» Your goal
Please output the records below in full, exactly as given, but without the images.

» Provided information
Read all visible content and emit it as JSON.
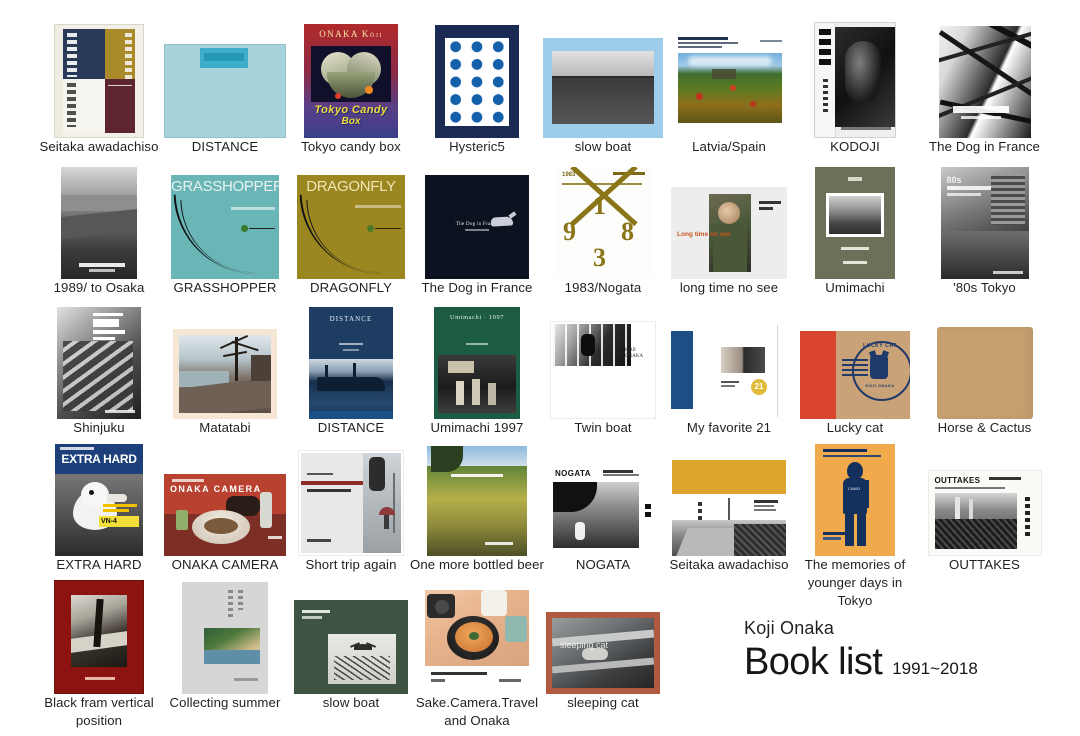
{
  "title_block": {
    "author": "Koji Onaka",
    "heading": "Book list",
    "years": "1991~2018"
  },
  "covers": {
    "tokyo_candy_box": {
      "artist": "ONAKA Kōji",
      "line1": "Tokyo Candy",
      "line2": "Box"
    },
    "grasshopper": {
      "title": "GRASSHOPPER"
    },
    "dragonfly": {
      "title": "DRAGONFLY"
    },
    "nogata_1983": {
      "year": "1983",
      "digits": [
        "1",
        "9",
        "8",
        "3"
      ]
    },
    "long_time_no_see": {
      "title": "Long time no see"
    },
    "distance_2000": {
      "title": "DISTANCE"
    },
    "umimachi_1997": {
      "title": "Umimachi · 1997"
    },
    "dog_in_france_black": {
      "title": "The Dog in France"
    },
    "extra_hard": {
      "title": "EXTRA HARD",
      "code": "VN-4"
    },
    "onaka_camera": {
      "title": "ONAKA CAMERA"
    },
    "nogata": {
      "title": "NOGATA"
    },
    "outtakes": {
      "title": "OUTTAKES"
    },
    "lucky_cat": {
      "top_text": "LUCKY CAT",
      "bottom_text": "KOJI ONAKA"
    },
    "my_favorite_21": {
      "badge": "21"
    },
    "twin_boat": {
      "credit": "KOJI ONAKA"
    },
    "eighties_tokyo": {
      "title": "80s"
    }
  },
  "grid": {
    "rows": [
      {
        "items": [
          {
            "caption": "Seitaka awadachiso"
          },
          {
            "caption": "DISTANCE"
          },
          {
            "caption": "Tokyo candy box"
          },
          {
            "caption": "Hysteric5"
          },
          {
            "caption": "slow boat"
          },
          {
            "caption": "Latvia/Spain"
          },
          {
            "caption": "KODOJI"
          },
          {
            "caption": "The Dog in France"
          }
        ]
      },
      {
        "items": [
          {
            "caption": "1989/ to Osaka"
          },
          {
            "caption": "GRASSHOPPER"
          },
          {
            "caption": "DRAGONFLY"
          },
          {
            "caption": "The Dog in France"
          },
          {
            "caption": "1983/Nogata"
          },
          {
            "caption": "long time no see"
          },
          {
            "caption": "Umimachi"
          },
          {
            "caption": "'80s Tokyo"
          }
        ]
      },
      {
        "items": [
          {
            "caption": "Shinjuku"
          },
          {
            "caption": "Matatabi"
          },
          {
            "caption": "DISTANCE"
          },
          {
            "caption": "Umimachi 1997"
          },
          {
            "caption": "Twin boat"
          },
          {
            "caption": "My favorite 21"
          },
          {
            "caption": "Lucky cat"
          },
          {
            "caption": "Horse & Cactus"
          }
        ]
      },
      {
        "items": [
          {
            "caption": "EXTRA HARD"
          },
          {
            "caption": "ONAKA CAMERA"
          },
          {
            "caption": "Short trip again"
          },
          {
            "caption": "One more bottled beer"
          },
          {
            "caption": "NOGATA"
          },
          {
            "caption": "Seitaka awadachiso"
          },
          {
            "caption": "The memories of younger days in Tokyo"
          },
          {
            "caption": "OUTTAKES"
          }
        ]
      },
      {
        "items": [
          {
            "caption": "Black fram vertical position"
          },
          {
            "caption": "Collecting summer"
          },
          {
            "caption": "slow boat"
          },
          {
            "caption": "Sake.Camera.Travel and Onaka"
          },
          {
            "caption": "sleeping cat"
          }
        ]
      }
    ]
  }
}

» The result
Read all visible content and emit it as JSON.
{
  "title_block": {
    "author": "Koji Onaka",
    "heading": "Book list",
    "years": "1991~2018"
  },
  "covers": {
    "tokyo_candy_box": {
      "artist": "ONAKA Kōji",
      "line1": "Tokyo Candy",
      "line2": "Box"
    },
    "grasshopper": {
      "title": "GRASSHOPPER"
    },
    "dragonfly": {
      "title": "DRAGONFLY"
    },
    "nogata_1983": {
      "year": "1983",
      "digits": [
        "1",
        "9",
        "8",
        "3"
      ]
    },
    "long_time_no_see": {
      "title": "Long time no see"
    },
    "distance_2000": {
      "title": "DISTANCE"
    },
    "umimachi_1997": {
      "title": "Umimachi · 1997"
    },
    "dog_in_france_black": {
      "title": "The Dog in France"
    },
    "extra_hard": {
      "title": "EXTRA HARD",
      "code": "VN-4"
    },
    "onaka_camera": {
      "title": "ONAKA CAMERA"
    },
    "nogata": {
      "title": "NOGATA"
    },
    "outtakes": {
      "title": "OUTTAKES"
    },
    "lucky_cat": {
      "top_text": "LUCKY CAT",
      "bottom_text": "KOJI ONAKA"
    },
    "my_favorite_21": {
      "badge": "21"
    },
    "twin_boat": {
      "credit": "KOJI ONAKA"
    },
    "eighties_tokyo": {
      "title": "80s"
    }
  },
  "grid": {
    "rows": [
      {
        "items": [
          {
            "caption": "Seitaka awadachiso"
          },
          {
            "caption": "DISTANCE"
          },
          {
            "caption": "Tokyo candy box"
          },
          {
            "caption": "Hysteric5"
          },
          {
            "caption": "slow boat"
          },
          {
            "caption": "Latvia/Spain"
          },
          {
            "caption": "KODOJI"
          },
          {
            "caption": "The Dog in France"
          }
        ]
      },
      {
        "items": [
          {
            "caption": "1989/ to Osaka"
          },
          {
            "caption": "GRASSHOPPER"
          },
          {
            "caption": "DRAGONFLY"
          },
          {
            "caption": "The Dog in France"
          },
          {
            "caption": "1983/Nogata"
          },
          {
            "caption": "long time no see"
          },
          {
            "caption": "Umimachi"
          },
          {
            "caption": "'80s Tokyo"
          }
        ]
      },
      {
        "items": [
          {
            "caption": "Shinjuku"
          },
          {
            "caption": "Matatabi"
          },
          {
            "caption": "DISTANCE"
          },
          {
            "caption": "Umimachi 1997"
          },
          {
            "caption": "Twin boat"
          },
          {
            "caption": "My favorite 21"
          },
          {
            "caption": "Lucky cat"
          },
          {
            "caption": "Horse & Cactus"
          }
        ]
      },
      {
        "items": [
          {
            "caption": "EXTRA HARD"
          },
          {
            "caption": "ONAKA CAMERA"
          },
          {
            "caption": "Short trip again"
          },
          {
            "caption": "One more bottled beer"
          },
          {
            "caption": "NOGATA"
          },
          {
            "caption": "Seitaka awadachiso"
          },
          {
            "caption": "The memories of younger days in Tokyo"
          },
          {
            "caption": "OUTTAKES"
          }
        ]
      },
      {
        "items": [
          {
            "caption": "Black fram vertical position"
          },
          {
            "caption": "Collecting summer"
          },
          {
            "caption": "slow boat"
          },
          {
            "caption": "Sake.Camera.Travel and Onaka"
          },
          {
            "caption": "sleeping cat"
          }
        ]
      }
    ]
  }
}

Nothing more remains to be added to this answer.